• Source passage:
Recently I came to know from a friend that the only non-trivial value of $n$ satisfying the Diophantine equation

$1^2+2^2+\dots+n^2=m^2$

is $n=24$. And apparently, although the problem looks fairly simple, especially since we have the formula for the left hand side

$\displaystyle 1^2+2^2+\dots+n^2=\frac{n(n+1)(2n+1)}{6}$

the proof is hard. In fact, I was told that all proofs of this result use advanced machinery. Nevertheless, given the simple nature of the problem I was intrigued to give it a try.

So let us assume that

$n(n+1)(2n+1)=6m^2$.

Noting that $2n(n+1)-n(2n+1)=n$, we have that $n(n+1)$ and $2n+1$ are coprime. Indeed, if $g$ is a common factor, then $g$ has to divide both $n$ and $2n+1$, forcing $g=1$. So we deduce that

$\{n(n+1),2n+1\}=\{a^2,6b^2\}$ or $\{2a^2,3b^2\}$

for some integers $a,b$.

Note that $2n+1\not\in \{2a^2,6b^2\}$ so $2n+1\in\{a^2,3b^2\}$. Hence the possibilities are:

(i) $n(n+1)=2a^2$, $2n+1=3b^2$.

• Job 1: According to the passage, what is the only non-trivial value of n that satisfies the equation?
• Job 2: Extract every line of the records that contains the string "series". Matching is case-sensitive.

• Data shown:
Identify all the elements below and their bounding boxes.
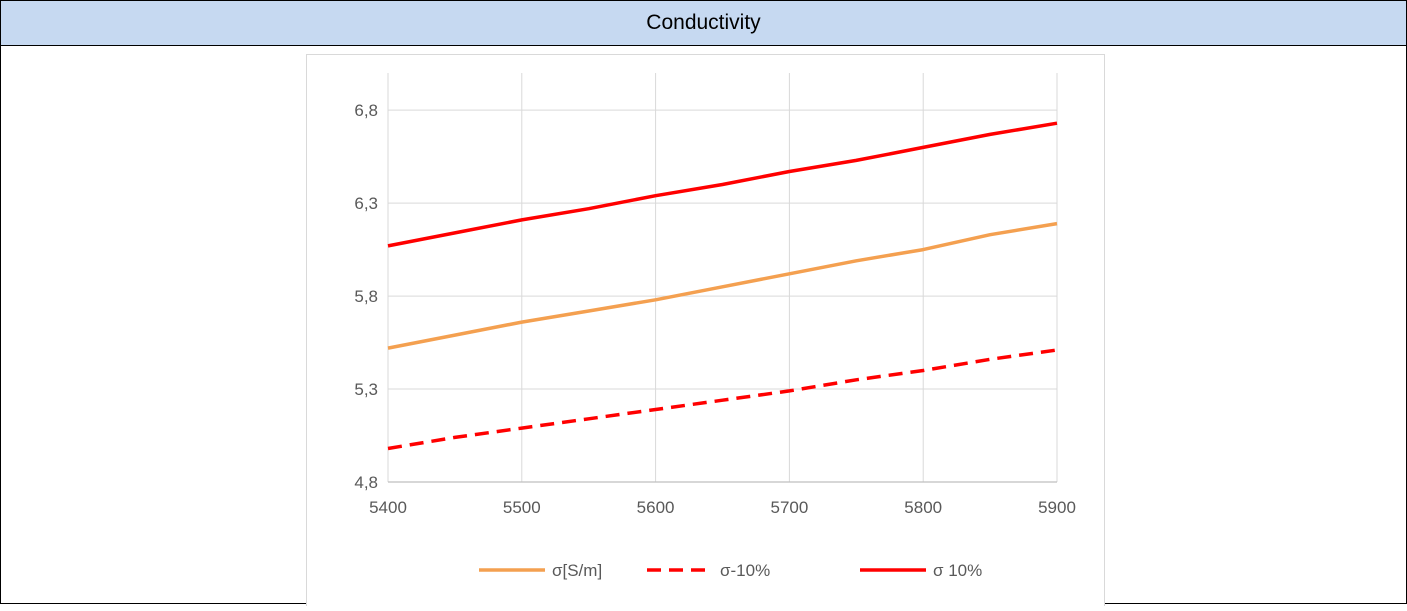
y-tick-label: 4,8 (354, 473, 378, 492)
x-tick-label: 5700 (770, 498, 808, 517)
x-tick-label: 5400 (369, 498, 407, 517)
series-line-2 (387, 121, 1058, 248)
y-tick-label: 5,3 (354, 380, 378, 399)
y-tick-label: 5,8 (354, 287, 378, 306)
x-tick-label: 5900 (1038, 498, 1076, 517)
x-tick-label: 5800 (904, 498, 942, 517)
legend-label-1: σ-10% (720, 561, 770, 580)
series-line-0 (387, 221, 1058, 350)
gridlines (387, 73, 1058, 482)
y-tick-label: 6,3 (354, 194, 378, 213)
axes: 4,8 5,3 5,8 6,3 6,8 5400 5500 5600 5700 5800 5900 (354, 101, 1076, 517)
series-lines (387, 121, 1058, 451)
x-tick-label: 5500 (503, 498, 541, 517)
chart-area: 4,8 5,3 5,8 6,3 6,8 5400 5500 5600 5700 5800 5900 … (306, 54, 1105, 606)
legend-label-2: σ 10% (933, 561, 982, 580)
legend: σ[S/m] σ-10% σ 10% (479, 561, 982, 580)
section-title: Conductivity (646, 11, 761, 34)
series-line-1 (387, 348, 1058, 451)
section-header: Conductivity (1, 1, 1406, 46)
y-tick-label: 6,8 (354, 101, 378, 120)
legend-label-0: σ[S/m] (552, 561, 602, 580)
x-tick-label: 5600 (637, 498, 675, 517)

...

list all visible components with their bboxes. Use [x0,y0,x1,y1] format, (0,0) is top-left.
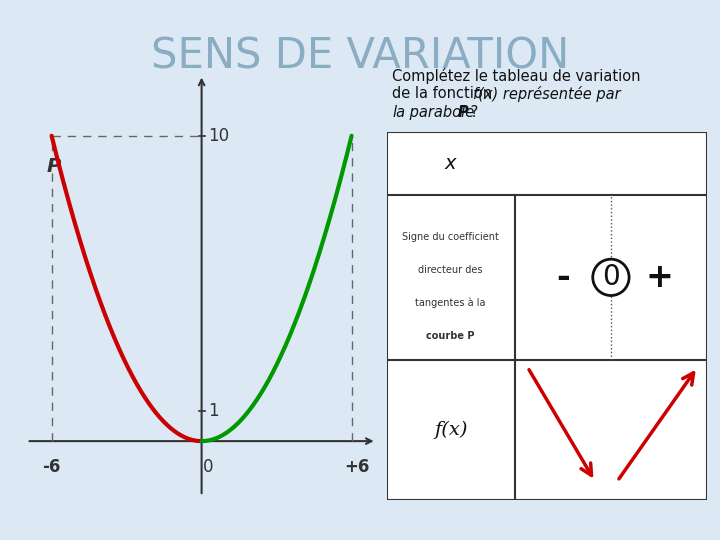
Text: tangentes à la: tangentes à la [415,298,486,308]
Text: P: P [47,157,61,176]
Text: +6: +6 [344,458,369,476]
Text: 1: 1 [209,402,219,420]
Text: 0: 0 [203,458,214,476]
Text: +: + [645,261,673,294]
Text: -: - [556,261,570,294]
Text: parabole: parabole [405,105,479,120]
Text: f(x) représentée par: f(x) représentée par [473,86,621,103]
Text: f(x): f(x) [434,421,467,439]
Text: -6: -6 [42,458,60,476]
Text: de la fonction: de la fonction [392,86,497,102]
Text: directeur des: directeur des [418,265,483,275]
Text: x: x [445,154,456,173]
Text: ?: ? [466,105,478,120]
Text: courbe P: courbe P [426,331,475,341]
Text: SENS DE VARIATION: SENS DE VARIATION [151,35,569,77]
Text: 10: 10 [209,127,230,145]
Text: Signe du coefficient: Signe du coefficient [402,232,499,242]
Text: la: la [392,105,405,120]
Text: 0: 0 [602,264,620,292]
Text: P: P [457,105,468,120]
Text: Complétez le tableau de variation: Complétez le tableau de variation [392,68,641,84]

---

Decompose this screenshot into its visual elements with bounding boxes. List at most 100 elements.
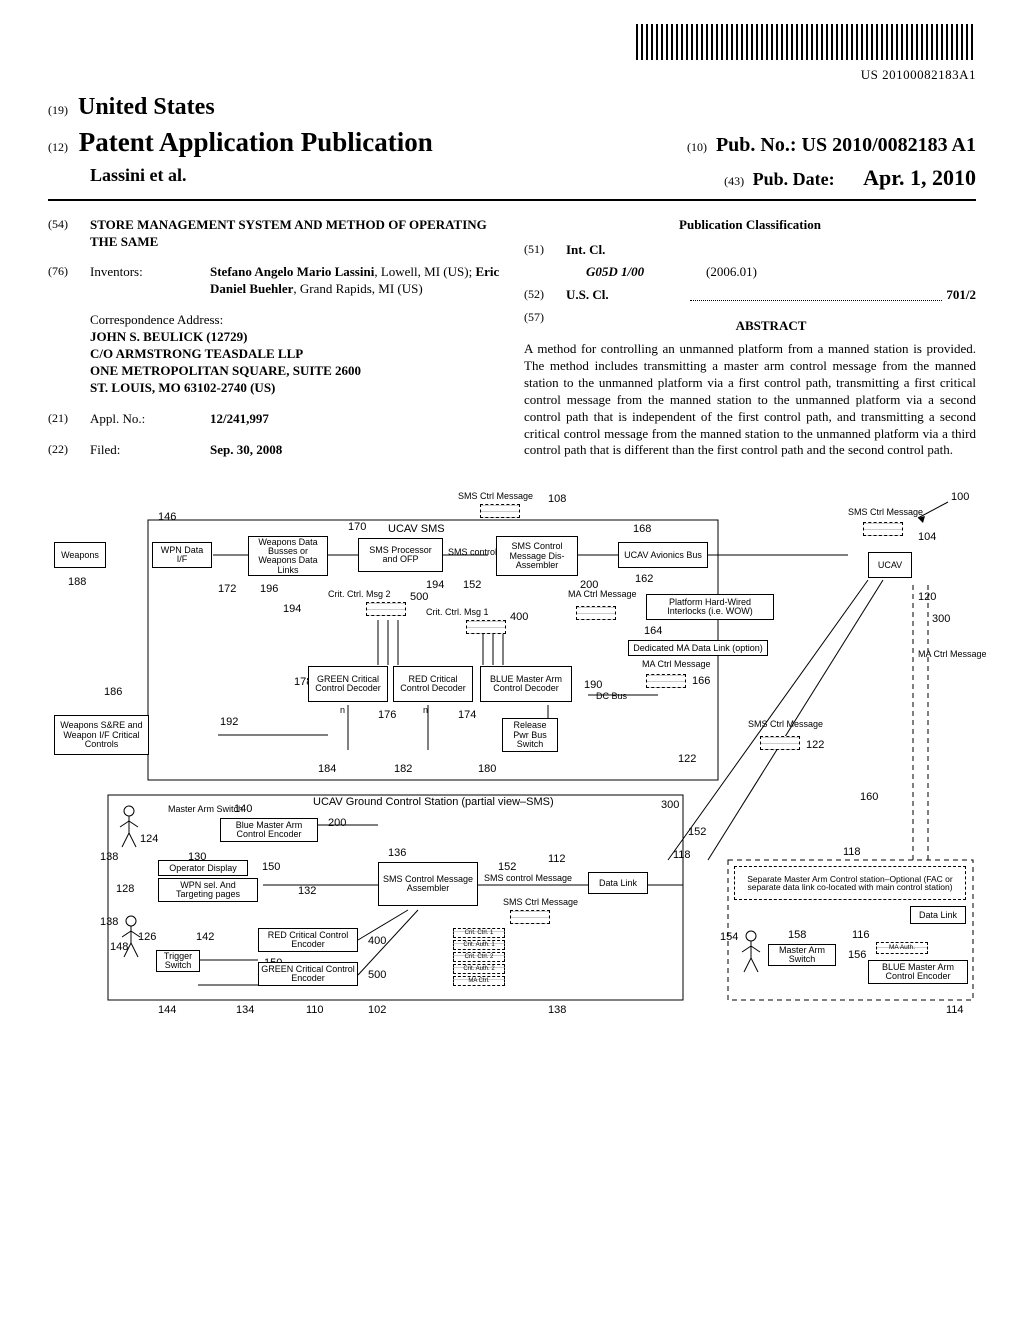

• Complete response 1: n = 24

• Complete response 2:
series-line-2 (387, 121, 1058, 248)
series-line-0 (387, 221, 1058, 350)
series-lines (387, 121, 1058, 451)
series-line-1 (387, 348, 1058, 451)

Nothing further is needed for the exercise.